## Your instructions
Every record here should be printed again exactly.

BEGIN Input material

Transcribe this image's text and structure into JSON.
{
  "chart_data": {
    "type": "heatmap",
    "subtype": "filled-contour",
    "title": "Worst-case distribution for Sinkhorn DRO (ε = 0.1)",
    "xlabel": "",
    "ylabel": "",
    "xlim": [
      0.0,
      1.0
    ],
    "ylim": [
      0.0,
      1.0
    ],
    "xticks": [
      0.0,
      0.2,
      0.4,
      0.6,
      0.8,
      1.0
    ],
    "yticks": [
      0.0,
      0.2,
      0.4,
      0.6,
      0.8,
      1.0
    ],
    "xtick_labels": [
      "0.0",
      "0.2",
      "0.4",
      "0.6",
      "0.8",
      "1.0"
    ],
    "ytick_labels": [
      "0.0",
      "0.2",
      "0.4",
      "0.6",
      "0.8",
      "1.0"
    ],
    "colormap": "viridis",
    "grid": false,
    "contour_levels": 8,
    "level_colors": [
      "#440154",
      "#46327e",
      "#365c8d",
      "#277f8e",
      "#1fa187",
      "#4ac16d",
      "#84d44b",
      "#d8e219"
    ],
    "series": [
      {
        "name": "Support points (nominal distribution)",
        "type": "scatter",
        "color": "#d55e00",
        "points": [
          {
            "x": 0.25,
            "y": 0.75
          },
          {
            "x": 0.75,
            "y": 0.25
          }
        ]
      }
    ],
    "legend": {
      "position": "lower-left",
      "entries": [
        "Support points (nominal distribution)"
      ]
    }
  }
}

END Input material

## Answer for this exercise
Transcribe this image's text and structure into JSON.
{
  "chart_data": {
    "type": "heatmap",
    "subtype": "filled-contour",
    "title": "Worst-case distribution for Sinkhorn DRO (ε = 0.1)",
    "xlabel": "",
    "ylabel": "",
    "xlim": [
      0.0,
      1.0
    ],
    "ylim": [
      0.0,
      1.0
    ],
    "xticks": [
      0.0,
      0.2,
      0.4,
      0.6,
      0.8,
      1.0
    ],
    "yticks": [
      0.0,
      0.2,
      0.4,
      0.6,
      0.8,
      1.0
    ],
    "xtick_labels": [
      "0.0",
      "0.2",
      "0.4",
      "0.6",
      "0.8",
      "1.0"
    ],
    "ytick_labels": [
      "0.0",
      "0.2",
      "0.4",
      "0.6",
      "0.8",
      "1.0"
    ],
    "colormap": "viridis",
    "grid": false,
    "contour_levels": 8,
    "level_colors": [
      "#440154",
      "#46327e",
      "#365c8d",
      "#277f8e",
      "#1fa187",
      "#4ac16d",
      "#84d44b",
      "#d8e219"
    ],
    "series": [
      {
        "name": "Support points (nominal distribution)",
        "type": "scatter",
        "color": "#d55e00",
        "points": [
          {
            "x": 0.25,
            "y": 0.75
          },
          {
            "x": 0.75,
            "y": 0.25
          }
        ]
      }
    ],
    "legend": {
      "position": "lower-left",
      "entries": [
        "Support points (nominal distribution)"
      ]
    }
  }
}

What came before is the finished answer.